— TASK REQUIREMENTS —
In the records below, find each line with the word "service" and copy it.

Data excerpts:
— BEGIN —

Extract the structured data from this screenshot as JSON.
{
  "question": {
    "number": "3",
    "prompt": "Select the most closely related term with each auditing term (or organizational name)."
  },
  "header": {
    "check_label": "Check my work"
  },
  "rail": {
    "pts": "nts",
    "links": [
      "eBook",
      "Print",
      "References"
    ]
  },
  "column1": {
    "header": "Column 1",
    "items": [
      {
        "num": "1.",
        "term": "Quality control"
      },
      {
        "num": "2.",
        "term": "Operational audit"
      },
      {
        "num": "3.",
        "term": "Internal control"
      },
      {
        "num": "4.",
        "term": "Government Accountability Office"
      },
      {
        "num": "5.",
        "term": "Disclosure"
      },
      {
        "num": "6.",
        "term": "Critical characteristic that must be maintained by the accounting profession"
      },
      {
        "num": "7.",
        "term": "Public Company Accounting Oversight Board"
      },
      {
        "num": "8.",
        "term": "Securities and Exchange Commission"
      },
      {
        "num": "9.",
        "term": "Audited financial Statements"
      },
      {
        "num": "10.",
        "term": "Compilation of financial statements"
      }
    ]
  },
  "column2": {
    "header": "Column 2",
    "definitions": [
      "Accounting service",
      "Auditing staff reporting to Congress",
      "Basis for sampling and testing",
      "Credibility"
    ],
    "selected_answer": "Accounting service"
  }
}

— END —

— WRITTEN RESPONSE —
      "Accounting service",
    "selected_answer": "Accounting service"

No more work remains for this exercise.